Dataset items
----

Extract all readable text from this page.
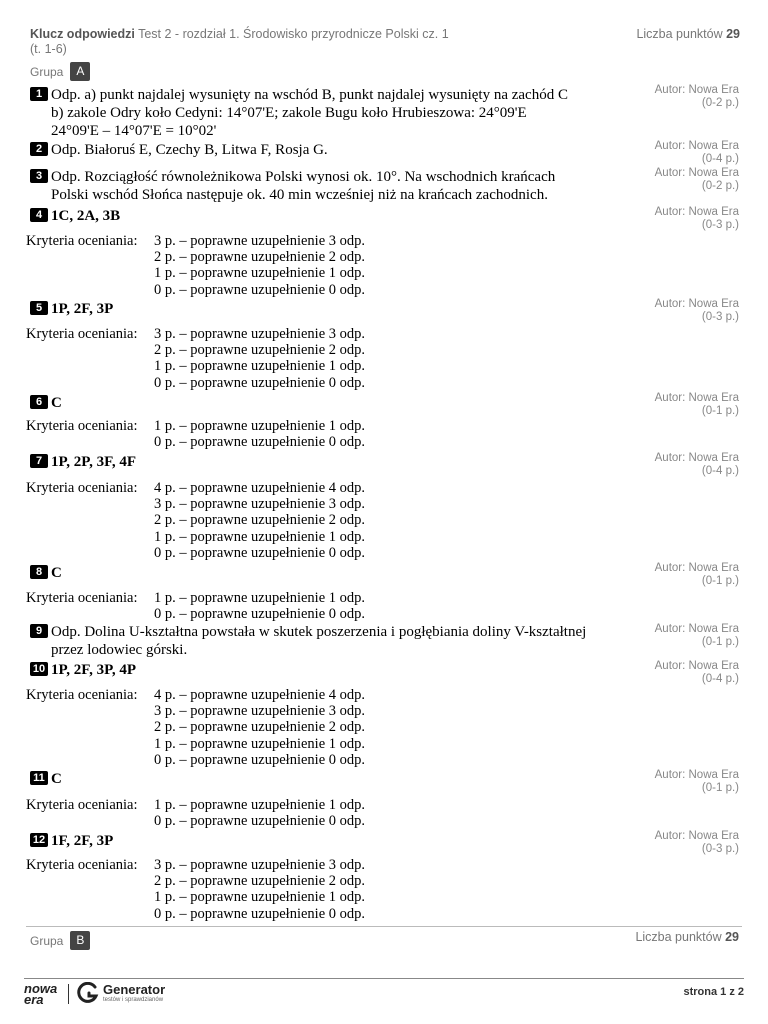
Klucz odpowiedzi Test 2 - rozdział 1. Środowisko przyrodnicze Polski cz. 1
(t. 1-6)
Liczba punktów 29
Grupa	A
1 Odp. a) punkt najdalej wysunięty na wschód B, punkt najdalej wysunięty na zachód C
b) zakole Odry koło Cedyni: 14°07'E; zakole Bugu koło Hrubieszowa: 24°09'E
24°09'E – 14°07'E = 10°02'
Autor: Nowa Era
(0-2 p.)
2 Odp. Białoruś E, Czechy B, Litwa F, Rosja G.	Autor: Nowa Era
(0-4 p.)
3 Odp. Rozciągłość równoleżnikowa Polski wynosi ok. 10°. Na wschodnich krańcach
Polski wschód Słońca następuje ok. 40 min wcześniej niż na krańcach zachodnich.
Autor: Nowa Era
(0-2 p.)
4 1C, 2A, 3B	Autor: Nowa Era
(0-3 p.)
Kryteria oceniania: 3 p. – poprawne uzupełnienie 3 odp.
2 p. – poprawne uzupełnienie 2 odp.
1 p. – poprawne uzupełnienie 1 odp.
0 p. – poprawne uzupełnienie 0 odp.
5 1P, 2F, 3P	Autor: Nowa Era
(0-3 p.)
Kryteria oceniania: 3 p. – poprawne uzupełnienie 3 odp.
2 p. – poprawne uzupełnienie 2 odp.
1 p. – poprawne uzupełnienie 1 odp.
0 p. – poprawne uzupełnienie 0 odp.
6 C	Autor: Nowa Era
(0-1 p.)
Kryteria oceniania: 1 p. – poprawne uzupełnienie 1 odp.
0 p. – poprawne uzupełnienie 0 odp.
7 1P, 2P, 3F, 4F	Autor: Nowa Era
(0-4 p.)
Kryteria oceniania: 4 p. – poprawne uzupełnienie 4 odp.
3 p. – poprawne uzupełnienie 3 odp.
2 p. – poprawne uzupełnienie 2 odp.
1 p. – poprawne uzupełnienie 1 odp.
0 p. – poprawne uzupełnienie 0 odp.
8 C	Autor: Nowa Era
(0-1 p.)
Kryteria oceniania: 1 p. – poprawne uzupełnienie 1 odp.
0 p. – poprawne uzupełnienie 0 odp.
9 Odp. Dolina U-kształtna powstała w skutek poszerzenia i pogłębiania doliny V-kształtnej
przez lodowiec górski.
Autor: Nowa Era
(0-1 p.)
10 1P, 2F, 3P, 4P	Autor: Nowa Era
(0-4 p.)
Kryteria oceniania: 4 p. – poprawne uzupełnienie 4 odp.
3 p. – poprawne uzupełnienie 3 odp.
2 p. – poprawne uzupełnienie 2 odp.
1 p. – poprawne uzupełnienie 1 odp.
0 p. – poprawne uzupełnienie 0 odp.
11 C	Autor: Nowa Era
(0-1 p.)
Kryteria oceniania: 1 p. – poprawne uzupełnienie 1 odp.
0 p. – poprawne uzupełnienie 0 odp.
12 1F, 2F, 3P	Autor: Nowa Era
(0-3 p.)
Kryteria oceniania: 3 p. – poprawne uzupełnienie 3 odp.
2 p. – poprawne uzupełnienie 2 odp.
1 p. – poprawne uzupełnienie 1 odp.
0 p. – poprawne uzupełnienie 0 odp.
Grupa	B	Liczba punktów 29
nowa
era
Generator
testów i sprawdzianów
strona 1 z 2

----

# What you are asked to do
Identify every line above with the string "krańcach" in it. Copy those lines.

# Output of the exercise
3 Odp. Rozciągłość równoleżnikowa Polski wynosi ok. 10°. Na wschodnich krańcach
Polski wschód Słońca następuje ok. 40 min wcześniej niż na krańcach zachodnich.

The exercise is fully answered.